* Work required *
Look through the data and write out every line with the word "plus" in it.

* Record excerpts *
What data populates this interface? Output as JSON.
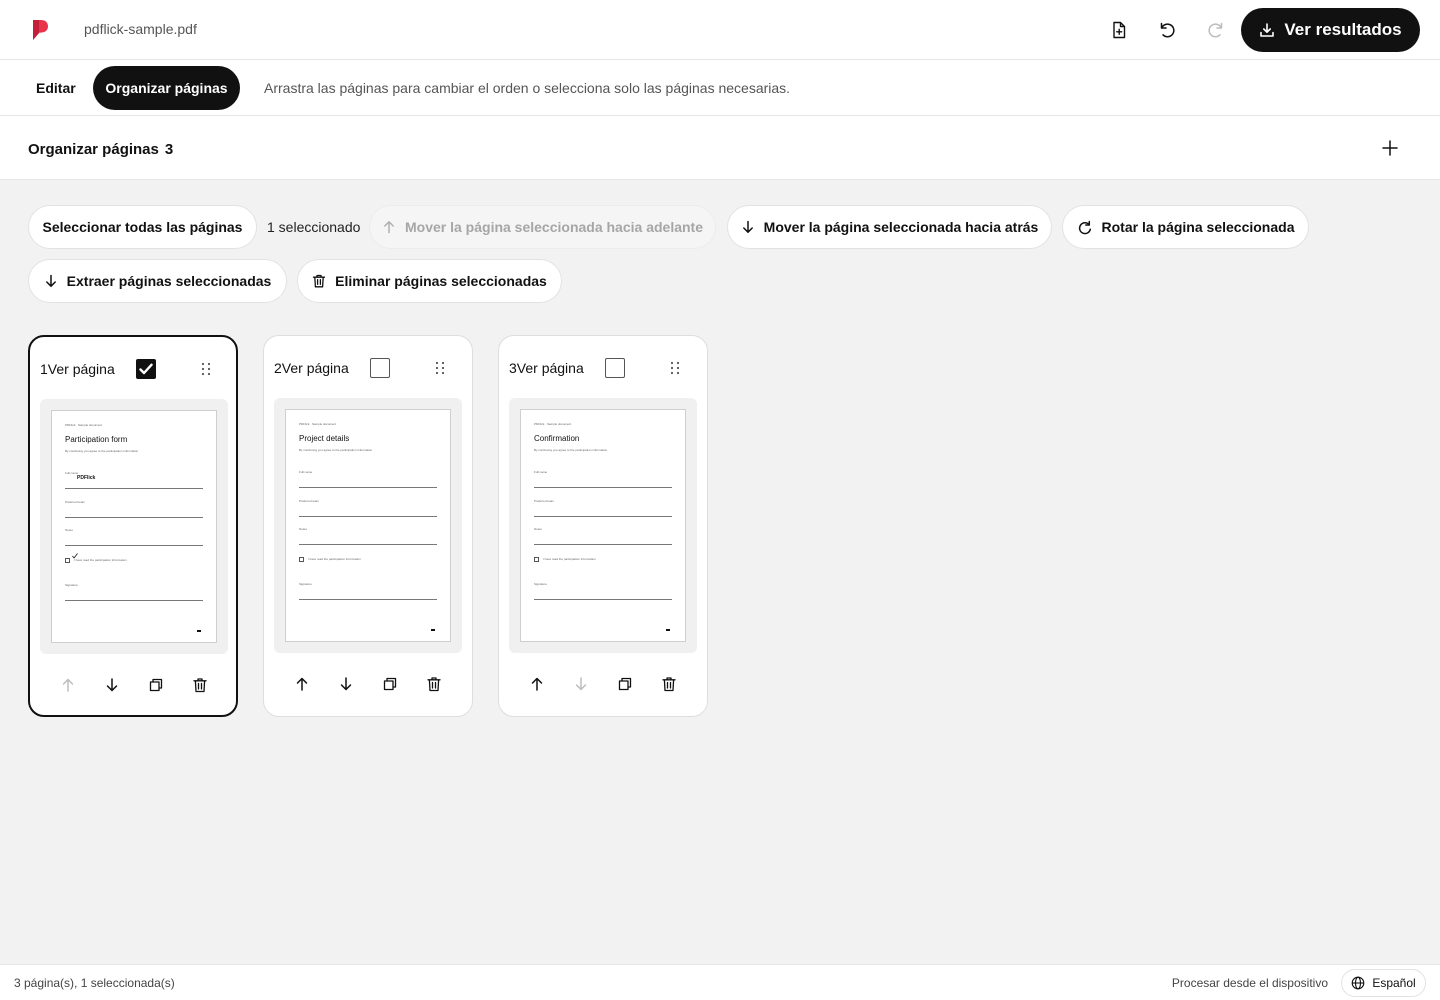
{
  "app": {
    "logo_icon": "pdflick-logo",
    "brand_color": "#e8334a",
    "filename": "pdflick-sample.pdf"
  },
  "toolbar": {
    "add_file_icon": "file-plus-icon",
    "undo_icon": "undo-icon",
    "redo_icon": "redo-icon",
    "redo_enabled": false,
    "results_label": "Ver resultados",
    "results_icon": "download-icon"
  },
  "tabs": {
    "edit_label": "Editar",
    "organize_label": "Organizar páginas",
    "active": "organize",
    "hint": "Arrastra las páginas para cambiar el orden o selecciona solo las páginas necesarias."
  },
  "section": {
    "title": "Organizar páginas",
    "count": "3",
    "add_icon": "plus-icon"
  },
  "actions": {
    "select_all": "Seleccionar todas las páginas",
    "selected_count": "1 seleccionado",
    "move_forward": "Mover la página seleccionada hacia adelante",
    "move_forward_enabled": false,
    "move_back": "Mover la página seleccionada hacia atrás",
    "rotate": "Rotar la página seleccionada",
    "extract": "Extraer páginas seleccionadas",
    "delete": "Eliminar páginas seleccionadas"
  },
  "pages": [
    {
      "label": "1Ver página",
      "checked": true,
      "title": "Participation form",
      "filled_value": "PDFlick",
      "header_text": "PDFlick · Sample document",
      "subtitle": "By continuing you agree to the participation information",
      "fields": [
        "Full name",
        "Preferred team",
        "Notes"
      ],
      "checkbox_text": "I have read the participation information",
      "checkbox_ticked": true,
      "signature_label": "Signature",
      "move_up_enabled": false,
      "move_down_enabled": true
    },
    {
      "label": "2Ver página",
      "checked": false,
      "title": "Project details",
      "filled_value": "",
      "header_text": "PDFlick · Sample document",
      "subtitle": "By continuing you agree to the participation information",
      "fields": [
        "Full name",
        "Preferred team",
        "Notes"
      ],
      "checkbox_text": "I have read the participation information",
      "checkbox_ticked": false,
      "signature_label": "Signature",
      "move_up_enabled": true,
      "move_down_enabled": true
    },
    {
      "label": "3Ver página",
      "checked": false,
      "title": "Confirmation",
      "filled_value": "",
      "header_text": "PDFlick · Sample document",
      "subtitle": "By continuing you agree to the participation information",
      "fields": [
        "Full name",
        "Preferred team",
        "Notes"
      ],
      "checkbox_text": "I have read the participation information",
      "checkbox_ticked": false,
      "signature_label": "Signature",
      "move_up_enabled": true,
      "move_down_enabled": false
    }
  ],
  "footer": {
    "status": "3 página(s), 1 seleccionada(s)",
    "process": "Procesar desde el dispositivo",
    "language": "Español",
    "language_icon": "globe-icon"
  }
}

* Response *
    "add_file_icon": "file-plus-icon",
    "add_icon": "plus-icon"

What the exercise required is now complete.